**WHAT YOU HAVE TO DO**
Write out again only the lines between the one with "Type out the text in this image." and the end of the records below, both ends counted, and don't include the pictures.

Stored records:
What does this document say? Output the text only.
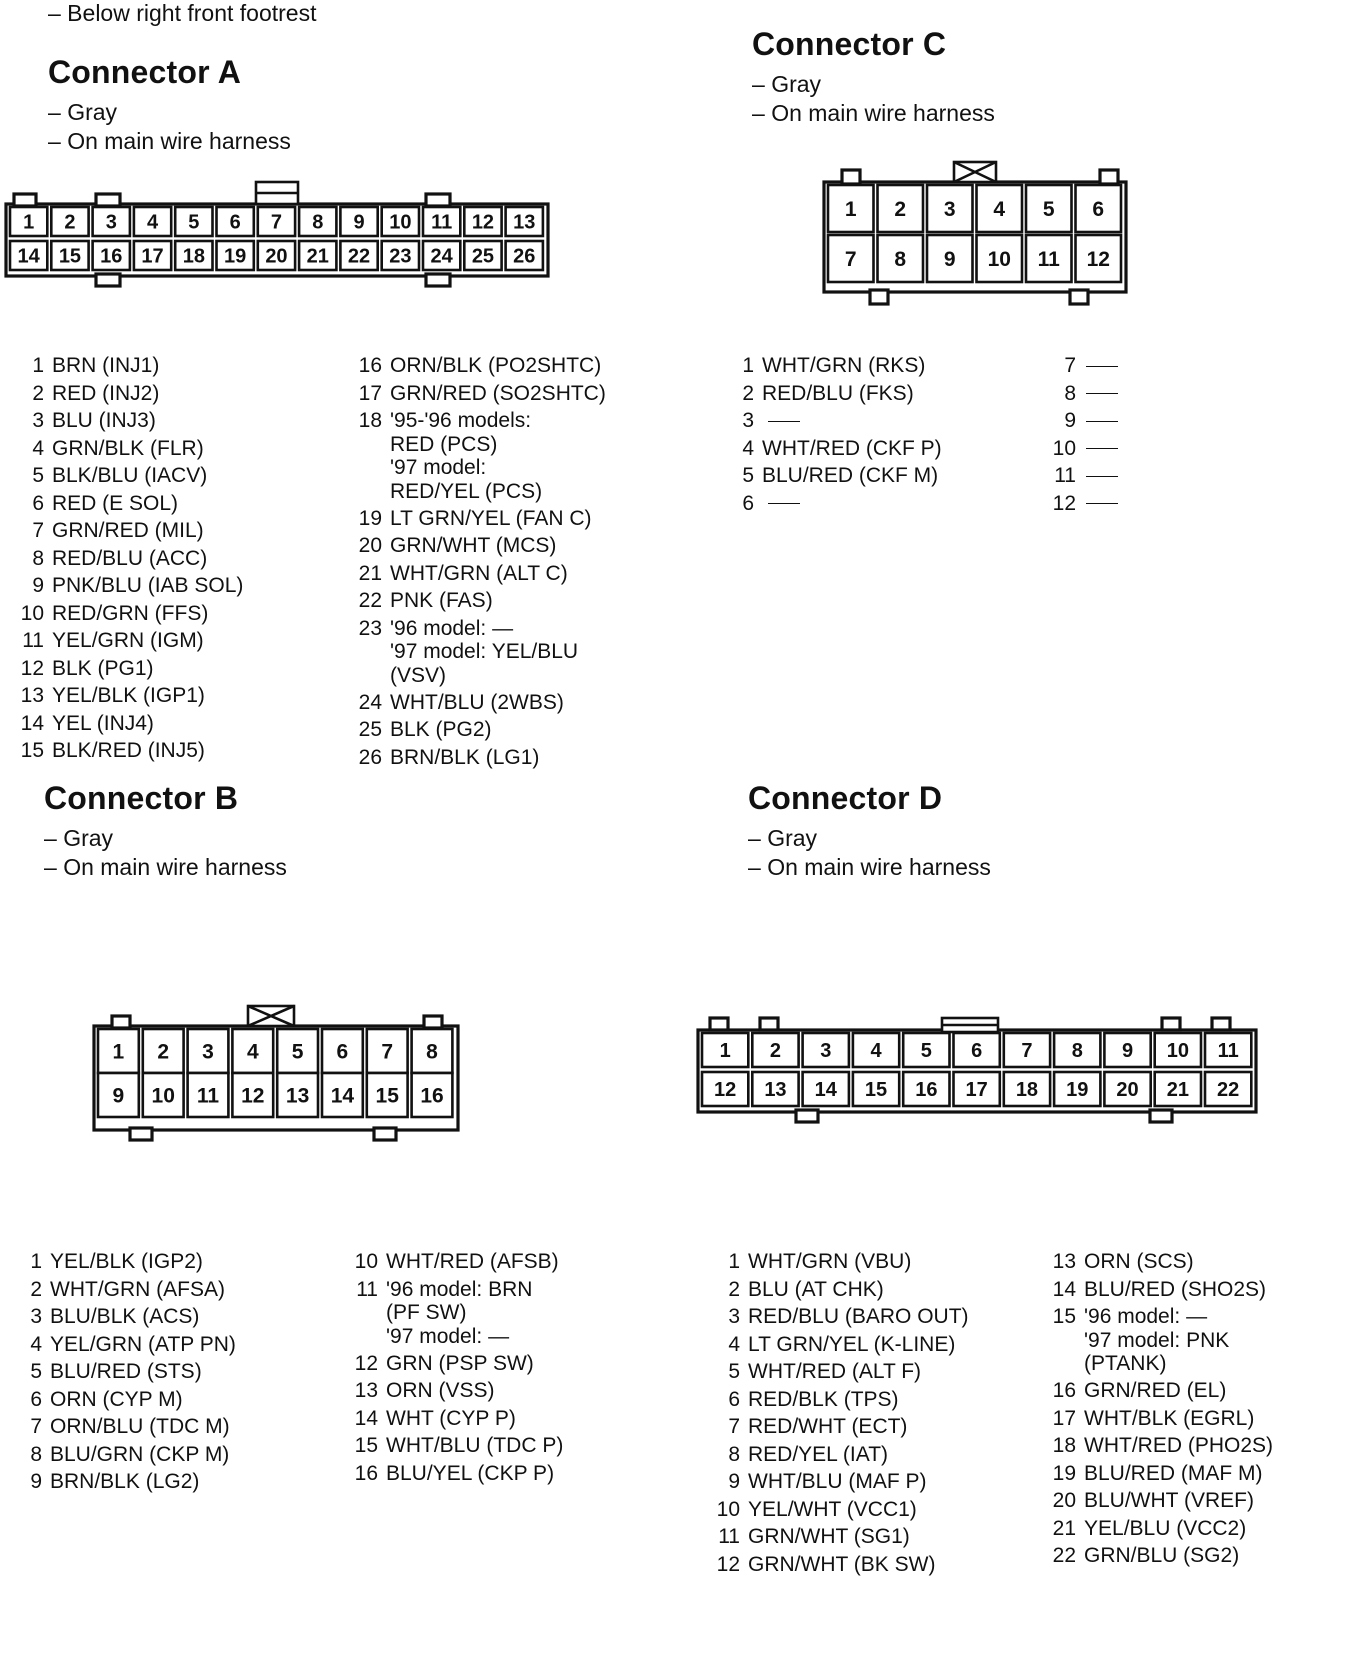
– Below right front footrest
Connector A
– Gray
– On main wire harness
1 2 3 4 5 6 7 8 9 10 11 12 13
14 15 16 17 18 19 20 21 22 23 24 25 26
1 BRN (INJ1)
2 RED (INJ2)
3 BLU (INJ3)
4 GRN/BLK (FLR)
5 BLK/BLU (IACV)
6 RED (E SOL)
7 GRN/RED (MIL)
8 RED/BLU (ACC)
9 PNK/BLU (IAB SOL)
10 RED/GRN (FFS)
11 YEL/GRN (IGM)
12 BLK (PG1)
13 YEL/BLK (IGP1)
14 YEL (INJ4)
15 BLK/RED (INJ5)
16 ORN/BLK (PO2SHTC)
17 GRN/RED (SO2SHTC)
18 '95-'96 models:
RED (PCS)
'97 model:
RED/YEL (PCS)
19 LT GRN/YEL (FAN C)
20 GRN/WHT (MCS)
21 WHT/GRN (ALT C)
22 PNK (FAS)
23 '96 model: —
'97 model: YEL/BLU
(VSV)
24 WHT/BLU (2WBS)
25 BLK (PG2)
26 BRN/BLK (LG1)
Connector C
– Gray
– On main wire harness
1 2 3 4 5 6
7 8 9 10 11 12
1 WHT/GRN (RKS)
2 RED/BLU (FKS)
3
4 WHT/RED (CKF P)
5 BLU/RED (CKF M)
6
7
8
9
10
11
12
Connector B
– Gray
– On main wire harness
1 2 3 4 5 6 7 8
9 10 11 12 13 14 15 16
1 YEL/BLK (IGP2)
2 WHT/GRN (AFSA)
3 BLU/BLK (ACS)
4 YEL/GRN (ATP PN)
5 BLU/RED (STS)
6 ORN (CYP M)
7 ORN/BLU (TDC M)
8 BLU/GRN (CKP M)
9 BRN/BLK (LG2)
10 WHT/RED (AFSB)
11 '96 model: BRN
(PF SW)
'97 model: —
12 GRN (PSP SW)
13 ORN (VSS)
14 WHT (CYP P)
15 WHT/BLU (TDC P)
16 BLU/YEL (CKP P)
Connector D
– Gray
– On main wire harness
1 2 3 4 5 6 7 8 9 10 11
12 13 14 15 16 17 18 19 20 21 22
1 WHT/GRN (VBU)
2 BLU (AT CHK)
3 RED/BLU (BARO OUT)
4 LT GRN/YEL (K-LINE)
5 WHT/RED (ALT F)
6 RED/BLK (TPS)
7 RED/WHT (ECT)
8 RED/YEL (IAT)
9 WHT/BLU (MAF P)
10 YEL/WHT (VCC1)
11 GRN/WHT (SG1)
12 GRN/WHT (BK SW)
13 ORN (SCS)
14 BLU/RED (SHO2S)
15 '96 model: —
'97 model: PNK
(PTANK)
16 GRN/RED (EL)
17 WHT/BLK (EGRL)
18 WHT/RED (PHO2S)
19 BLU/RED (MAF M)
20 BLU/WHT (VREF)
21 YEL/BLU (VCC2)
22 GRN/BLU (SG2)
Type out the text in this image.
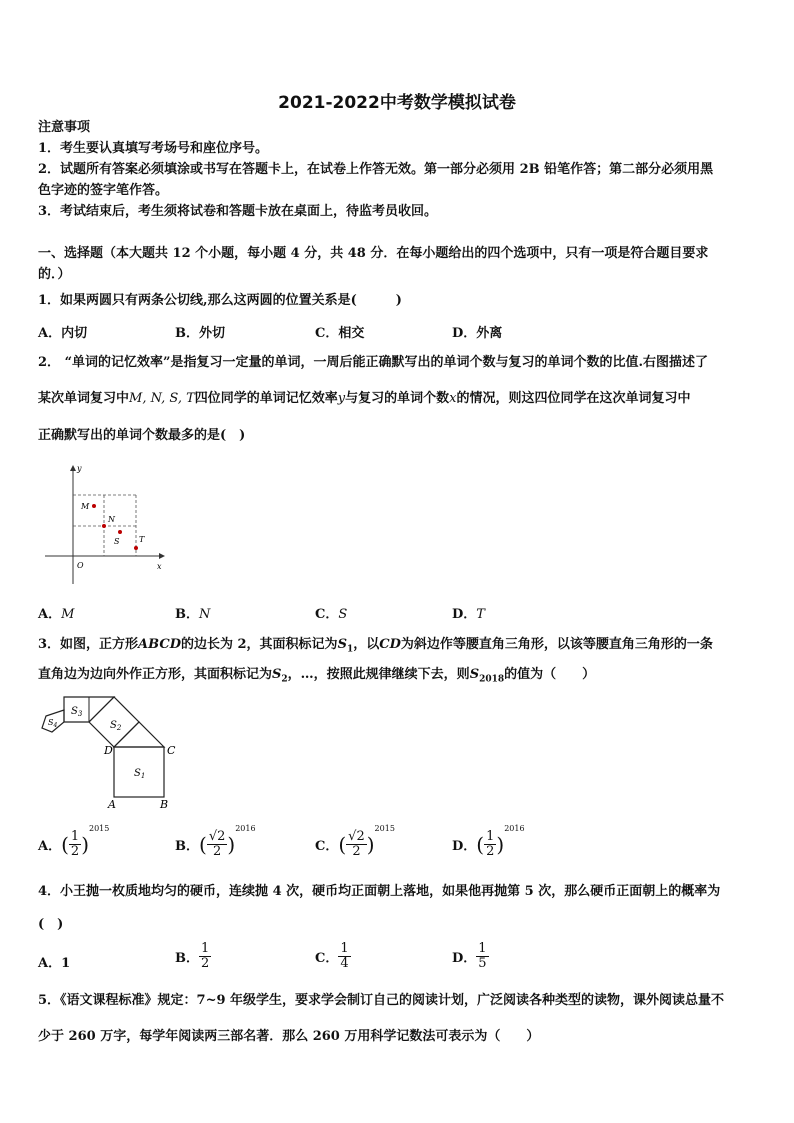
2021-2022中考数学模拟试卷
注意事项
1．考生要认真填写考场号和座位序号。
2．试题所有答案必须填涂或书写在答题卡上，在试卷上作答无效。第一部分必须用 2B 铅笔作答；第二部分必须用黑
色字迹的签字笔作答。
3．考试结束后，考生须将试卷和答题卡放在桌面上，待监考员收回。
一、选择题（本大题共 12 个小题，每小题 4 分，共 48 分．在每小题给出的四个选项中，只有一项是符合题目要求
的．）
1．如果两圆只有两条公切线,那么这两圆的位置关系是(　　　)
A．内切	B．外切	C．相交	D．外离
2． “单词的记忆效率”是指复习一定量的单词，一周后能正确默写出的单词个数与复习的单词个数的比值.右图描述了
某次单词复习中M, N, S, T四位同学的单词记忆效率y与复习的单词个数x的情况，则这四位同学在这次单词复习中
正确默写出的单词个数最多的是(　)
y
x
O
M
N
S T
A．M	B．N	C．S	D．T
3．如图，正方形ABCD的边长为 2，其面积标记为$S_1$，以CD为斜边作等腰直角三角形，以该等腰直角三角形的一条
直角边为边向外作正方形，其面积标记为$S_2$，…，按照此规律继续下去，则$S_{2018}$的值为（　　）
$S_1$
$S_2$
$S_3$
$S_4$
A	B
C
D
A．( $\frac{1}{2} )^{2015}$
B．( $\frac{√2}{2} )^{2016}$
C．( $\frac{√2}{2} )^{2015}$
D．( $\frac{1}{2} )^{2016}$
4．小王抛一枚质地均匀的硬币，连续抛 4 次，硬币均正面朝上落地，如果他再抛第 5 次，那么硬币正面朝上的概率为
(　)
A．1	B． $\frac{1}{2}$	C． $\frac{1}{4}$	D． $\frac{1}{5}$
5．《语文课程标准》规定：7~9 年级学生，要求学会制订自己的阅读计划，广泛阅读各种类型的读物，课外阅读总量不
少于 260 万字，每学年阅读两三部名著．那么 260 万用科学记数法可表示为（　　）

**SOLUTION TO THE EXERCISE**
Type out the text in this image.
2021-2022中考数学模拟试卷
注意事项
1．考生要认真填写考场号和座位序号。
2．试题所有答案必须填涂或书写在答题卡上，在试卷上作答无效。第一部分必须用 2B 铅笔作答；第二部分必须用黑
色字迹的签字笔作答。
3．考试结束后，考生须将试卷和答题卡放在桌面上，待监考员收回。
一、选择题（本大题共 12 个小题，每小题 4 分，共 48 分．在每小题给出的四个选项中，只有一项是符合题目要求
的．）
1．如果两圆只有两条公切线,那么这两圆的位置关系是(　　　)
A．内切	B．外切	C．相交	D．外离
2． “单词的记忆效率”是指复习一定量的单词，一周后能正确默写出的单词个数与复习的单词个数的比值.右图描述了
某次单词复习中M, N, S, T四位同学的单词记忆效率y与复习的单词个数x的情况，则这四位同学在这次单词复习中
正确默写出的单词个数最多的是(　)
y
x
O
M
N
S T
A．M	B．N	C．S	D．T
3．如图，正方形ABCD的边长为 2，其面积标记为$S_1$，以CD为斜边作等腰直角三角形，以该等腰直角三角形的一条
直角边为边向外作正方形，其面积标记为$S_2$，…，按照此规律继续下去，则$S_{2018}$的值为（　　）
$S_1$
$S_2$
$S_3$
$S_4$
A	B
C
D
A．( $\frac{1}{2} )^{2015}$
B．( $\frac{√2}{2} )^{2016}$
C．( $\frac{√2}{2} )^{2015}$
D．( $\frac{1}{2} )^{2016}$
4．小王抛一枚质地均匀的硬币，连续抛 4 次，硬币均正面朝上落地，如果他再抛第 5 次，那么硬币正面朝上的概率为
(　)
A．1	B． $\frac{1}{2}$	C． $\frac{1}{4}$	D． $\frac{1}{5}$
5．《语文课程标准》规定：7~9 年级学生，要求学会制订自己的阅读计划，广泛阅读各种类型的读物，课外阅读总量不
少于 260 万字，每学年阅读两三部名著．那么 260 万用科学记数法可表示为（　　）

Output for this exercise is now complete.